>> Begin DATA SHOWN

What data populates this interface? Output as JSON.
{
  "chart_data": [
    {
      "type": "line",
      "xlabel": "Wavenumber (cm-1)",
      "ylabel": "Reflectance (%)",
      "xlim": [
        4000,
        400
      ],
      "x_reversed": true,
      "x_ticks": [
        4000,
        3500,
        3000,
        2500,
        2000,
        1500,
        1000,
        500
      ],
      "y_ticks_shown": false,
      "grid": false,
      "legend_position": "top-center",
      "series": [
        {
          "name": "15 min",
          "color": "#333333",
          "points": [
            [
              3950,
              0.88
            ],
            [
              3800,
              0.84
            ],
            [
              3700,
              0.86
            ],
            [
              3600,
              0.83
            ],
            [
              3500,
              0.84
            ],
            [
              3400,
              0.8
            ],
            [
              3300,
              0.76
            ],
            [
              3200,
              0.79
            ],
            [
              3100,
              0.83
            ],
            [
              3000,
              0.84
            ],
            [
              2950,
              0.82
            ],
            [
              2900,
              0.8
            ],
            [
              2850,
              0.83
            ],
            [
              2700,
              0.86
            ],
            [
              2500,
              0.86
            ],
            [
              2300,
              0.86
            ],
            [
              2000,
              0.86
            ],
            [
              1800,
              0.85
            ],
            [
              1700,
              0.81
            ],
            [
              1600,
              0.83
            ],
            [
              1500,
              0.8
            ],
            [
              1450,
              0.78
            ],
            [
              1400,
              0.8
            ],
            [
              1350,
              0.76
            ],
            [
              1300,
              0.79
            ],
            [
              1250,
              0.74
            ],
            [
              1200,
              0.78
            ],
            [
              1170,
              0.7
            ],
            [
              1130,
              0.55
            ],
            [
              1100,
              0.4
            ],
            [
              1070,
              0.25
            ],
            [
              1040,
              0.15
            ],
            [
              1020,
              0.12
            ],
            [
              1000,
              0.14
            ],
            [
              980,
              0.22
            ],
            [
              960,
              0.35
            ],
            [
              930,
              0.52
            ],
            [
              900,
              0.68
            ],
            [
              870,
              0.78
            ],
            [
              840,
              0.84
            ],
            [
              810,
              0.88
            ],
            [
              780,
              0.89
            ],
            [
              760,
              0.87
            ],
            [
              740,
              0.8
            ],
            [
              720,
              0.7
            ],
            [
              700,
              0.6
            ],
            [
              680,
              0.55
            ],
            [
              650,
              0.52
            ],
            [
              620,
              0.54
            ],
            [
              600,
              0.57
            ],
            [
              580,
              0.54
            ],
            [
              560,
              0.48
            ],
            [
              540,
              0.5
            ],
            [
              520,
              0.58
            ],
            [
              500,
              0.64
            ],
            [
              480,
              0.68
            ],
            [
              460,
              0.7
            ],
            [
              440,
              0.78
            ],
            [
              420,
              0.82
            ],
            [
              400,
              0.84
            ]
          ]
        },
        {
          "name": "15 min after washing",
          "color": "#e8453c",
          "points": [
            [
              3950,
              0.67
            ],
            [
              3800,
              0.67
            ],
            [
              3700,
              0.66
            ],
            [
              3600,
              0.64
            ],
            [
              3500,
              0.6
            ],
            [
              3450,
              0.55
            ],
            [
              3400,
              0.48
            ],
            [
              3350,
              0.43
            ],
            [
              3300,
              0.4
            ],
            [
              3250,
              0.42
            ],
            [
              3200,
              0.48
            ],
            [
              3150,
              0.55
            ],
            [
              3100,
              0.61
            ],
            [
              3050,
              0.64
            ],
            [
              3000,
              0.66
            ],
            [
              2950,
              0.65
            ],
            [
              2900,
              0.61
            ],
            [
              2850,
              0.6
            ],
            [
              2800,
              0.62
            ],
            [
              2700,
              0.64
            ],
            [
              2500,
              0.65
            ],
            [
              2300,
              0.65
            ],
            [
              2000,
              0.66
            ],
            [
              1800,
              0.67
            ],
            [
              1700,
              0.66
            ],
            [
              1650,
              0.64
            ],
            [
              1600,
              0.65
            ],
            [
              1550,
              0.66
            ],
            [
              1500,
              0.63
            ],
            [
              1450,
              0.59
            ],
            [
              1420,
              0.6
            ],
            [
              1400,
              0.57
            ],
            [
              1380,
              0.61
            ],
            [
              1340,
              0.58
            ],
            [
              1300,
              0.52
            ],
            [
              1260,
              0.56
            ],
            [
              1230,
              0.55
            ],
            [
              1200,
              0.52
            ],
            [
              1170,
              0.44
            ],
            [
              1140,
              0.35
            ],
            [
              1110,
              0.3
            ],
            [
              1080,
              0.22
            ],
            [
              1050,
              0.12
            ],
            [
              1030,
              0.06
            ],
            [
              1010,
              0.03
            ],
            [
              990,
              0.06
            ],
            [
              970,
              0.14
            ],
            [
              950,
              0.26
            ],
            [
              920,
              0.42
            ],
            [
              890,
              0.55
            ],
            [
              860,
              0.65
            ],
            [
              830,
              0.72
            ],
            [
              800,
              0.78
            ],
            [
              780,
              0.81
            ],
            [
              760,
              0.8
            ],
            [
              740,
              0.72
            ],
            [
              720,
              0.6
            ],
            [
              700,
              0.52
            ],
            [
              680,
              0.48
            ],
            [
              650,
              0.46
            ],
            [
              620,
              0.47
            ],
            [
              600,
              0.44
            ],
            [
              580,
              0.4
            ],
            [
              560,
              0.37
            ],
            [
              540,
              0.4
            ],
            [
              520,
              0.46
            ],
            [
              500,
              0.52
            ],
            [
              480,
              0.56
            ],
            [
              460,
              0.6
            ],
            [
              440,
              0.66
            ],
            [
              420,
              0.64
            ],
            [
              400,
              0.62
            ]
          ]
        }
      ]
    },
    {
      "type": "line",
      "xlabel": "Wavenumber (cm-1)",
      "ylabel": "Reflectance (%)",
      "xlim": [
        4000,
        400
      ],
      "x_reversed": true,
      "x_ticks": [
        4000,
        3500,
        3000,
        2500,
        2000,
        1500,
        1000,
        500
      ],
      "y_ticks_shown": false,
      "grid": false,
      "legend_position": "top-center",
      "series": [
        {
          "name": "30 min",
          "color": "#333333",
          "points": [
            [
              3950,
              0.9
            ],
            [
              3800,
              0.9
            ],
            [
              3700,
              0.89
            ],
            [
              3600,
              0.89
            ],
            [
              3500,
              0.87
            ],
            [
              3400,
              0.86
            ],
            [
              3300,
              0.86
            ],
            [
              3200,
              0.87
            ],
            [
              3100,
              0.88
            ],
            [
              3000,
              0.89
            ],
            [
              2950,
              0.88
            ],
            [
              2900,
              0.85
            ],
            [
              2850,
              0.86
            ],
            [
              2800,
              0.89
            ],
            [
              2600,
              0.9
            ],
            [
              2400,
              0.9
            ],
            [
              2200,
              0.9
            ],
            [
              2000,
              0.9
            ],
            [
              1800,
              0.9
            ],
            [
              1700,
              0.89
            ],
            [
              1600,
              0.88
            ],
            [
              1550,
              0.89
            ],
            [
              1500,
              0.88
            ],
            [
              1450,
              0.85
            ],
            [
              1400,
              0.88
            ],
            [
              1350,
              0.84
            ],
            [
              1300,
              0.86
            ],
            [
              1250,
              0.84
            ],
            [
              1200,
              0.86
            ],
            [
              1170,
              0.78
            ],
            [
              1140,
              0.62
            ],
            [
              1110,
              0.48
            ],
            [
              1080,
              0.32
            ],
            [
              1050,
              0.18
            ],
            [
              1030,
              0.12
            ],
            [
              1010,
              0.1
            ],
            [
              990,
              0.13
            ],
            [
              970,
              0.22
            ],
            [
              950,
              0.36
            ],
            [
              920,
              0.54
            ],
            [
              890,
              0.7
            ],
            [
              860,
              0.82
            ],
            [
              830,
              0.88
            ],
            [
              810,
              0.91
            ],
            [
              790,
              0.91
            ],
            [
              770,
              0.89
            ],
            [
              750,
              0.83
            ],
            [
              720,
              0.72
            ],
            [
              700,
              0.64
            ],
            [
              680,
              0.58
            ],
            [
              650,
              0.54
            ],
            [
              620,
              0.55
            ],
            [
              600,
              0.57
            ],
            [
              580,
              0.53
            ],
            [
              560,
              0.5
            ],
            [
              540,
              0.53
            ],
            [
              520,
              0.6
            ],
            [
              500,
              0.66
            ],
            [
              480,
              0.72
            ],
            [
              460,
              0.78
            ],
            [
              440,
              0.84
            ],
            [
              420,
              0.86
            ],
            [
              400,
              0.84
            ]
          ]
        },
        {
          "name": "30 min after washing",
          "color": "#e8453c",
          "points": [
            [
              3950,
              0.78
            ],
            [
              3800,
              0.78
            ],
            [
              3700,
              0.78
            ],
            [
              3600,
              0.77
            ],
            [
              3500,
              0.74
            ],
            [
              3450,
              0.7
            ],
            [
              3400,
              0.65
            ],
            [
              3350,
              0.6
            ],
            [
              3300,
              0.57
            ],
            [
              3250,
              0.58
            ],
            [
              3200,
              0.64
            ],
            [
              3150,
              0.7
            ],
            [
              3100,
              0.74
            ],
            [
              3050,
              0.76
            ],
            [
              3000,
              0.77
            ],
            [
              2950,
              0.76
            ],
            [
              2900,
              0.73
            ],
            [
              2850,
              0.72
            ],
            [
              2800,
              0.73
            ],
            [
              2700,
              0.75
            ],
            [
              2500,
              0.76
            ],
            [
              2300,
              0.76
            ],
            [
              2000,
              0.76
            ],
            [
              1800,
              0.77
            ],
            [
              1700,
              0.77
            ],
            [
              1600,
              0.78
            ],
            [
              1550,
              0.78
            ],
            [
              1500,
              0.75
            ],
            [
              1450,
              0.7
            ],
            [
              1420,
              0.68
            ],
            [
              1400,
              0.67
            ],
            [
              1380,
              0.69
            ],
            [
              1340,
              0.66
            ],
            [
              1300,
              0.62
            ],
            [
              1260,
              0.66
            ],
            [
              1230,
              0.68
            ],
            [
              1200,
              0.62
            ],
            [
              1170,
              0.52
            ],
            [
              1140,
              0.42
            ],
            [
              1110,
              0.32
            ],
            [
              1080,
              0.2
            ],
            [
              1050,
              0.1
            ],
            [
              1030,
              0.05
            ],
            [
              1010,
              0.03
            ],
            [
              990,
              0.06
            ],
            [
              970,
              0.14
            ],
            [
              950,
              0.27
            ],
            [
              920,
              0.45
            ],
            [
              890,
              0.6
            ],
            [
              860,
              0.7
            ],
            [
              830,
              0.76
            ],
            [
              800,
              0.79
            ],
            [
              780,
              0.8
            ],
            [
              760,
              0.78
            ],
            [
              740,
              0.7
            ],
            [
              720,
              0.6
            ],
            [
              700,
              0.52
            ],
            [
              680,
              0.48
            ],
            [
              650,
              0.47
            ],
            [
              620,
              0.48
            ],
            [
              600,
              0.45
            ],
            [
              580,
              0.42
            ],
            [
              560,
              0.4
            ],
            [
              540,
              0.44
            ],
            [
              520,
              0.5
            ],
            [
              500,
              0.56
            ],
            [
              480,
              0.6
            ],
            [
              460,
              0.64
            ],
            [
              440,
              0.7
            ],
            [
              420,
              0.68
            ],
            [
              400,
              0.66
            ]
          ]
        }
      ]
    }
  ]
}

>> End DATA SHOWN

TASK PROMPT
For the listing above, identify each line bearing "name".

EXERCISE SOLUTION
          "name": "15 min",
          "name": "15 min after washing",
          "name": "30 min",
          "name": "30 min after washing",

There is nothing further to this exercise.